◆ Required task ◆
Copy every line of the data exactly, leaving nothing out.

-=-=-

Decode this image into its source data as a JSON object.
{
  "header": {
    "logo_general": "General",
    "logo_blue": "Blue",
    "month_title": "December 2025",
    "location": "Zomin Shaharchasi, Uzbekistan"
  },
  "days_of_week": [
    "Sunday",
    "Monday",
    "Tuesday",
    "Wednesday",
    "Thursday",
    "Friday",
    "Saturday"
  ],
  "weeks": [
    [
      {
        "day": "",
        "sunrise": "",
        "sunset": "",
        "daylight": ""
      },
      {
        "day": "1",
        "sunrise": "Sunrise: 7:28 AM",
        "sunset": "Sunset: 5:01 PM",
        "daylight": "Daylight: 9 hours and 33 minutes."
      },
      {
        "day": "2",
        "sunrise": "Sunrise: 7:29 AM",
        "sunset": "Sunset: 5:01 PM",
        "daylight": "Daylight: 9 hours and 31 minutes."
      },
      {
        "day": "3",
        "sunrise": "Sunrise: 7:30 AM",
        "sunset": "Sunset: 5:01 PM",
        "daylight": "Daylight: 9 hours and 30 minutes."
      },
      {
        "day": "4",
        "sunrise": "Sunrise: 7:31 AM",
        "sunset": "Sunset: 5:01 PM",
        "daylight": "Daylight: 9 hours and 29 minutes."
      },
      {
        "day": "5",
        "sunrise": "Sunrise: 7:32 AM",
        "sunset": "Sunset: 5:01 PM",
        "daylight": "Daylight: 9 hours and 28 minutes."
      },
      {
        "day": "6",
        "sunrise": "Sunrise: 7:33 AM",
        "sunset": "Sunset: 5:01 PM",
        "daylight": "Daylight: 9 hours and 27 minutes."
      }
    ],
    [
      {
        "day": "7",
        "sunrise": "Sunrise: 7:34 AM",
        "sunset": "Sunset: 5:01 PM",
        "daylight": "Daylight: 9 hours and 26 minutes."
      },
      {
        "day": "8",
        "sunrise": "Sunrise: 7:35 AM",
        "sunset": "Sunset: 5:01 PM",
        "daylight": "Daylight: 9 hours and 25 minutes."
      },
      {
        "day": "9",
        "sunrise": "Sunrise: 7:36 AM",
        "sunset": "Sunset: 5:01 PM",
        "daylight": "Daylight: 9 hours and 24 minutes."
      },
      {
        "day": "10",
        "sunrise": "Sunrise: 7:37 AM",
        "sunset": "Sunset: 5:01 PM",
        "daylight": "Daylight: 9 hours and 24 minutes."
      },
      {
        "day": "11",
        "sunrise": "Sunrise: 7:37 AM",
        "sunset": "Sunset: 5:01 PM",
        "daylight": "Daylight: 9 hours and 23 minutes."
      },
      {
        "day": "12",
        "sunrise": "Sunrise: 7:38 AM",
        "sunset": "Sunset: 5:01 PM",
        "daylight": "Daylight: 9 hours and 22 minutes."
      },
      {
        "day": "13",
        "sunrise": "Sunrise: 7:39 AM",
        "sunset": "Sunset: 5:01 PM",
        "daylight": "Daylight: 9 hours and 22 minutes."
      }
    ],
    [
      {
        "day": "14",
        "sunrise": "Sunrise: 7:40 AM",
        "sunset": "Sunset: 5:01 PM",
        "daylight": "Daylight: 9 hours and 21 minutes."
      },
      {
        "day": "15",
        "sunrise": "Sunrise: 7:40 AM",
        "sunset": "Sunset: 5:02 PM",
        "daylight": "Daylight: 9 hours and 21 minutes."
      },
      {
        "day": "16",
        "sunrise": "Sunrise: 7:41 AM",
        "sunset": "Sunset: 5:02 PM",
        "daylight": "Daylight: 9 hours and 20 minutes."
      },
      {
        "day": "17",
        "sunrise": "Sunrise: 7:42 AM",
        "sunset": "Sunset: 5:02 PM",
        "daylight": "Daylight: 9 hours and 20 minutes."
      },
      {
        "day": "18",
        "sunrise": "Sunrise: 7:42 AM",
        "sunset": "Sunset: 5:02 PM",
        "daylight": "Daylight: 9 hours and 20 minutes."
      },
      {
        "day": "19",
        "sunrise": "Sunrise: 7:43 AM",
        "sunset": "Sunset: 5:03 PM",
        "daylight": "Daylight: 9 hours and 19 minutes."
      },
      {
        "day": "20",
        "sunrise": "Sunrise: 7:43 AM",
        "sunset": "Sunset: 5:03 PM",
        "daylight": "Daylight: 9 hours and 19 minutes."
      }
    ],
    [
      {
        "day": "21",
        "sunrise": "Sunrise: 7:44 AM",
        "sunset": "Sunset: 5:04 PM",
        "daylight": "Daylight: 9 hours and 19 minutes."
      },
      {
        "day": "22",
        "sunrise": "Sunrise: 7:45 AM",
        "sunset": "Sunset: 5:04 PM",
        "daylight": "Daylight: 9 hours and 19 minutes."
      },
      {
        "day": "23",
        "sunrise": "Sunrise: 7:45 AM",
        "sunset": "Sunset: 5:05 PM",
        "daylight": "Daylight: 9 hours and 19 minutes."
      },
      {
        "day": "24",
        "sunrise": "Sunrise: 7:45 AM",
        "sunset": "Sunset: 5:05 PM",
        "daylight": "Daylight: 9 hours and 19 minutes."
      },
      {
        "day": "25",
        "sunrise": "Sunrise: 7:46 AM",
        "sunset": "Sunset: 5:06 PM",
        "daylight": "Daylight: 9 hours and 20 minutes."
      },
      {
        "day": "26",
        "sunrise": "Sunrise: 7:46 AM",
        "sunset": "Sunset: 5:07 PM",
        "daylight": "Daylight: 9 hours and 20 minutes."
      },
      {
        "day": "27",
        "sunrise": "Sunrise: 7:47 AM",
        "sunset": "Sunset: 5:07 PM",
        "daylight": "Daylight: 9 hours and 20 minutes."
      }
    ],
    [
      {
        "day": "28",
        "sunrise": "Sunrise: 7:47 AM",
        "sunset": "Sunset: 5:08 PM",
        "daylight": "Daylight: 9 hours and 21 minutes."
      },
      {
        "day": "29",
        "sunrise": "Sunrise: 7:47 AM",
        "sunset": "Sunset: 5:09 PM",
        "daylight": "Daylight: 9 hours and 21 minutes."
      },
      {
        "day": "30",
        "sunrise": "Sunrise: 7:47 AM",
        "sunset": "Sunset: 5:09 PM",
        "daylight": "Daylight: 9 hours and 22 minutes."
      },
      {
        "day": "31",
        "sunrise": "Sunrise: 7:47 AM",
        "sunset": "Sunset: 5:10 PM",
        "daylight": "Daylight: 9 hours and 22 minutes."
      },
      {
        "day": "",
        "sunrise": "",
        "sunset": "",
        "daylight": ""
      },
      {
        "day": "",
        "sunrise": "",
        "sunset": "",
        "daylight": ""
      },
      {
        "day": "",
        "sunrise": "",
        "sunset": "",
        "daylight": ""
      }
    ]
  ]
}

-=-=-

◆ Completed task ◆
Decode this image into its source data as a JSON object.
{
  "header": {
    "logo_general": "General",
    "logo_blue": "Blue",
    "month_title": "December 2025",
    "location": "Zomin Shaharchasi, Uzbekistan"
  },
  "days_of_week": [
    "Sunday",
    "Monday",
    "Tuesday",
    "Wednesday",
    "Thursday",
    "Friday",
    "Saturday"
  ],
  "weeks": [
    [
      {
        "day": "",
        "sunrise": "",
        "sunset": "",
        "daylight": ""
      },
      {
        "day": "1",
        "sunrise": "Sunrise: 7:28 AM",
        "sunset": "Sunset: 5:01 PM",
        "daylight": "Daylight: 9 hours and 33 minutes."
      },
      {
        "day": "2",
        "sunrise": "Sunrise: 7:29 AM",
        "sunset": "Sunset: 5:01 PM",
        "daylight": "Daylight: 9 hours and 31 minutes."
      },
      {
        "day": "3",
        "sunrise": "Sunrise: 7:30 AM",
        "sunset": "Sunset: 5:01 PM",
        "daylight": "Daylight: 9 hours and 30 minutes."
      },
      {
        "day": "4",
        "sunrise": "Sunrise: 7:31 AM",
        "sunset": "Sunset: 5:01 PM",
        "daylight": "Daylight: 9 hours and 29 minutes."
      },
      {
        "day": "5",
        "sunrise": "Sunrise: 7:32 AM",
        "sunset": "Sunset: 5:01 PM",
        "daylight": "Daylight: 9 hours and 28 minutes."
      },
      {
        "day": "6",
        "sunrise": "Sunrise: 7:33 AM",
        "sunset": "Sunset: 5:01 PM",
        "daylight": "Daylight: 9 hours and 27 minutes."
      }
    ],
    [
      {
        "day": "7",
        "sunrise": "Sunrise: 7:34 AM",
        "sunset": "Sunset: 5:01 PM",
        "daylight": "Daylight: 9 hours and 26 minutes."
      },
      {
        "day": "8",
        "sunrise": "Sunrise: 7:35 AM",
        "sunset": "Sunset: 5:01 PM",
        "daylight": "Daylight: 9 hours and 25 minutes."
      },
      {
        "day": "9",
        "sunrise": "Sunrise: 7:36 AM",
        "sunset": "Sunset: 5:01 PM",
        "daylight": "Daylight: 9 hours and 24 minutes."
      },
      {
        "day": "10",
        "sunrise": "Sunrise: 7:37 AM",
        "sunset": "Sunset: 5:01 PM",
        "daylight": "Daylight: 9 hours and 24 minutes."
      },
      {
        "day": "11",
        "sunrise": "Sunrise: 7:37 AM",
        "sunset": "Sunset: 5:01 PM",
        "daylight": "Daylight: 9 hours and 23 minutes."
      },
      {
        "day": "12",
        "sunrise": "Sunrise: 7:38 AM",
        "sunset": "Sunset: 5:01 PM",
        "daylight": "Daylight: 9 hours and 22 minutes."
      },
      {
        "day": "13",
        "sunrise": "Sunrise: 7:39 AM",
        "sunset": "Sunset: 5:01 PM",
        "daylight": "Daylight: 9 hours and 22 minutes."
      }
    ],
    [
      {
        "day": "14",
        "sunrise": "Sunrise: 7:40 AM",
        "sunset": "Sunset: 5:01 PM",
        "daylight": "Daylight: 9 hours and 21 minutes."
      },
      {
        "day": "15",
        "sunrise": "Sunrise: 7:40 AM",
        "sunset": "Sunset: 5:02 PM",
        "daylight": "Daylight: 9 hours and 21 minutes."
      },
      {
        "day": "16",
        "sunrise": "Sunrise: 7:41 AM",
        "sunset": "Sunset: 5:02 PM",
        "daylight": "Daylight: 9 hours and 20 minutes."
      },
      {
        "day": "17",
        "sunrise": "Sunrise: 7:42 AM",
        "sunset": "Sunset: 5:02 PM",
        "daylight": "Daylight: 9 hours and 20 minutes."
      },
      {
        "day": "18",
        "sunrise": "Sunrise: 7:42 AM",
        "sunset": "Sunset: 5:02 PM",
        "daylight": "Daylight: 9 hours and 20 minutes."
      },
      {
        "day": "19",
        "sunrise": "Sunrise: 7:43 AM",
        "sunset": "Sunset: 5:03 PM",
        "daylight": "Daylight: 9 hours and 19 minutes."
      },
      {
        "day": "20",
        "sunrise": "Sunrise: 7:43 AM",
        "sunset": "Sunset: 5:03 PM",
        "daylight": "Daylight: 9 hours and 19 minutes."
      }
    ],
    [
      {
        "day": "21",
        "sunrise": "Sunrise: 7:44 AM",
        "sunset": "Sunset: 5:04 PM",
        "daylight": "Daylight: 9 hours and 19 minutes."
      },
      {
        "day": "22",
        "sunrise": "Sunrise: 7:45 AM",
        "sunset": "Sunset: 5:04 PM",
        "daylight": "Daylight: 9 hours and 19 minutes."
      },
      {
        "day": "23",
        "sunrise": "Sunrise: 7:45 AM",
        "sunset": "Sunset: 5:05 PM",
        "daylight": "Daylight: 9 hours and 19 minutes."
      },
      {
        "day": "24",
        "sunrise": "Sunrise: 7:45 AM",
        "sunset": "Sunset: 5:05 PM",
        "daylight": "Daylight: 9 hours and 19 minutes."
      },
      {
        "day": "25",
        "sunrise": "Sunrise: 7:46 AM",
        "sunset": "Sunset: 5:06 PM",
        "daylight": "Daylight: 9 hours and 20 minutes."
      },
      {
        "day": "26",
        "sunrise": "Sunrise: 7:46 AM",
        "sunset": "Sunset: 5:07 PM",
        "daylight": "Daylight: 9 hours and 20 minutes."
      },
      {
        "day": "27",
        "sunrise": "Sunrise: 7:47 AM",
        "sunset": "Sunset: 5:07 PM",
        "daylight": "Daylight: 9 hours and 20 minutes."
      }
    ],
    [
      {
        "day": "28",
        "sunrise": "Sunrise: 7:47 AM",
        "sunset": "Sunset: 5:08 PM",
        "daylight": "Daylight: 9 hours and 21 minutes."
      },
      {
        "day": "29",
        "sunrise": "Sunrise: 7:47 AM",
        "sunset": "Sunset: 5:09 PM",
        "daylight": "Daylight: 9 hours and 21 minutes."
      },
      {
        "day": "30",
        "sunrise": "Sunrise: 7:47 AM",
        "sunset": "Sunset: 5:09 PM",
        "daylight": "Daylight: 9 hours and 22 minutes."
      },
      {
        "day": "31",
        "sunrise": "Sunrise: 7:47 AM",
        "sunset": "Sunset: 5:10 PM",
        "daylight": "Daylight: 9 hours and 22 minutes."
      },
      {
        "day": "",
        "sunrise": "",
        "sunset": "",
        "daylight": ""
      },
      {
        "day": "",
        "sunrise": "",
        "sunset": "",
        "daylight": ""
      },
      {
        "day": "",
        "sunrise": "",
        "sunset": "",
        "daylight": ""
      }
    ]
  ]
}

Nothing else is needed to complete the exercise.